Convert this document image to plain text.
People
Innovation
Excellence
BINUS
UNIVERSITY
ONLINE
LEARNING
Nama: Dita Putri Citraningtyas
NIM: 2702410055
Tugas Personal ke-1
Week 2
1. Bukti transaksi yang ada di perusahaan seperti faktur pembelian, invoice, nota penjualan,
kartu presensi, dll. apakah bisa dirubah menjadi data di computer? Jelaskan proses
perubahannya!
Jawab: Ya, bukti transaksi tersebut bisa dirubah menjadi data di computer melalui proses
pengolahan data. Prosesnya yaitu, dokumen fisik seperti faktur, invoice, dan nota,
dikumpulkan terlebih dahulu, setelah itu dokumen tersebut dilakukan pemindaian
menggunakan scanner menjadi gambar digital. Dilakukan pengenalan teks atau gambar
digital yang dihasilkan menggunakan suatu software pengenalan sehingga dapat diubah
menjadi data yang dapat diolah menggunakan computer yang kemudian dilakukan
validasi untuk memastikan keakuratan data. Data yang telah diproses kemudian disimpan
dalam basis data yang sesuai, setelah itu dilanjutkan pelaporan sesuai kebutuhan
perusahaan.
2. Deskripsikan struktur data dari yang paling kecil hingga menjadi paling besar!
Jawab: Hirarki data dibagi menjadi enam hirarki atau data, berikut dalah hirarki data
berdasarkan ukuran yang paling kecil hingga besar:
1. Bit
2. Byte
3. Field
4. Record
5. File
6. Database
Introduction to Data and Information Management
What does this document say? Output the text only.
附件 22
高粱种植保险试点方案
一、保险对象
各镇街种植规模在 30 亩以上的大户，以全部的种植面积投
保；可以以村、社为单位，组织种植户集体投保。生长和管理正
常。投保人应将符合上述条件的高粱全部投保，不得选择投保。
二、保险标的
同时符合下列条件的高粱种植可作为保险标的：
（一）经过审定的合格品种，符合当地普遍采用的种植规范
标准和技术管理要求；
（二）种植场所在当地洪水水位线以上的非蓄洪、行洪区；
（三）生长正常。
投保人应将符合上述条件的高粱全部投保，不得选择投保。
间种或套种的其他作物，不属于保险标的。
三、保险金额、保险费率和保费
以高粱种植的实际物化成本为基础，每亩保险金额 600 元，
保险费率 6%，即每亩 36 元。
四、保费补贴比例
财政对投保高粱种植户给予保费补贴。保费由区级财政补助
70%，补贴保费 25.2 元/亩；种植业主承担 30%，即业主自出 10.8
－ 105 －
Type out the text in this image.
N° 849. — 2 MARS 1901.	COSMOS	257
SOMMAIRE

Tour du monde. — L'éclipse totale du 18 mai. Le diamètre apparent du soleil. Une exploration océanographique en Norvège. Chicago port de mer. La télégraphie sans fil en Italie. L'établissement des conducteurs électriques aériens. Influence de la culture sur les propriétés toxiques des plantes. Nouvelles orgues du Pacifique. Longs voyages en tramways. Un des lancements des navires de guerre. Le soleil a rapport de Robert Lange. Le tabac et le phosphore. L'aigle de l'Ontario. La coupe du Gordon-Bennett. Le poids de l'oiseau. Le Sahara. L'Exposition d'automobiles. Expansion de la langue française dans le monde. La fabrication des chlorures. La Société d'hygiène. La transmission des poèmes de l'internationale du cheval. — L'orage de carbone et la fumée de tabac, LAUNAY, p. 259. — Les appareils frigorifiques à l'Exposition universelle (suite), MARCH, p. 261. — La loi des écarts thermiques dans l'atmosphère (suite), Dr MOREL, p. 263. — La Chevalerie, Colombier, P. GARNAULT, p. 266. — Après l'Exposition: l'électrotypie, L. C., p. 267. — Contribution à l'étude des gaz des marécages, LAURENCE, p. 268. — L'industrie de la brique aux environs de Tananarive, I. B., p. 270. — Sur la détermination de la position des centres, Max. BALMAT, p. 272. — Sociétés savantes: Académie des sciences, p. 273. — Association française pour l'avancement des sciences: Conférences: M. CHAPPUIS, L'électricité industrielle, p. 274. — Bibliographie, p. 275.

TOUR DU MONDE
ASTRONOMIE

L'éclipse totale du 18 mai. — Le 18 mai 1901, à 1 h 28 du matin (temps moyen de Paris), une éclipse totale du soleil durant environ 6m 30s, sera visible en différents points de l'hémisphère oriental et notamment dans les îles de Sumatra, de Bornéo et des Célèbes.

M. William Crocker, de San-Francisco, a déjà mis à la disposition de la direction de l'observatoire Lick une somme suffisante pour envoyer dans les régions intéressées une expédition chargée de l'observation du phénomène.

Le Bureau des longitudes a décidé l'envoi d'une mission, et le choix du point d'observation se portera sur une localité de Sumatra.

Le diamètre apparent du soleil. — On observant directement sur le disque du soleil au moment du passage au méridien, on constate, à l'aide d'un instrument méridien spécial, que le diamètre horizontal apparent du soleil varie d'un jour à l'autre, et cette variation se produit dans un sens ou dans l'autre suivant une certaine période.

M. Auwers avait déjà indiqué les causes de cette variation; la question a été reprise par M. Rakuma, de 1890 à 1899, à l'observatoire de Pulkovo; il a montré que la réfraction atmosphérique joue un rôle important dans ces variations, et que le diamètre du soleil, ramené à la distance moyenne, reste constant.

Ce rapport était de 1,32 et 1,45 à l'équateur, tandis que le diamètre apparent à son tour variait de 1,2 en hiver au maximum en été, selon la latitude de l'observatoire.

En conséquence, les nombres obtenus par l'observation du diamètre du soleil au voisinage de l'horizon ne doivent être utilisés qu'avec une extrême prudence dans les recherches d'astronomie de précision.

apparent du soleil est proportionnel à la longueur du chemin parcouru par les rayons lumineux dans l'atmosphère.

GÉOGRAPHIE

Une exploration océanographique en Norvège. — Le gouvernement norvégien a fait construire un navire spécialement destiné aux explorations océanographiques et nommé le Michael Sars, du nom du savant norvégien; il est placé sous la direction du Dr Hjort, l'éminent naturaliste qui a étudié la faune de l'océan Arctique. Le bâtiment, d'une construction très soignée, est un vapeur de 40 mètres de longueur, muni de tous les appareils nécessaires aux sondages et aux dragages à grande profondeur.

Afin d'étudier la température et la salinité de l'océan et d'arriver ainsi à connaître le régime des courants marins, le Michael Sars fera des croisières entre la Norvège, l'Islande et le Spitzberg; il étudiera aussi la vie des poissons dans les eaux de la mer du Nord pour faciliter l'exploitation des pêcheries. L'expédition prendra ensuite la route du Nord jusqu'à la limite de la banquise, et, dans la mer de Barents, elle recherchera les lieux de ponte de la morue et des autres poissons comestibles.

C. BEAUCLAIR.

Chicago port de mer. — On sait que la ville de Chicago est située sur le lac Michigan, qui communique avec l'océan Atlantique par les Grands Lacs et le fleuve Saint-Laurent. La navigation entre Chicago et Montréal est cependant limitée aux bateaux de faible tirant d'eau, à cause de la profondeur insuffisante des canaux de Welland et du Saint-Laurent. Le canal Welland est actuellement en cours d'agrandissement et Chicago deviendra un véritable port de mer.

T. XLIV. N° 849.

━━━━━━━━━━

§ **Work instructions**
Using the listing above, return all lines where the word "setelah" occurs.

§ **Answer to this exercise**
dikumpulkan terlebih dahulu, setelah itu dokumen tersebut dilakukan pemindaian
dalam basis data yang sesuai, setelah itu dilanjutkan pelaporan sesuai kebutuhan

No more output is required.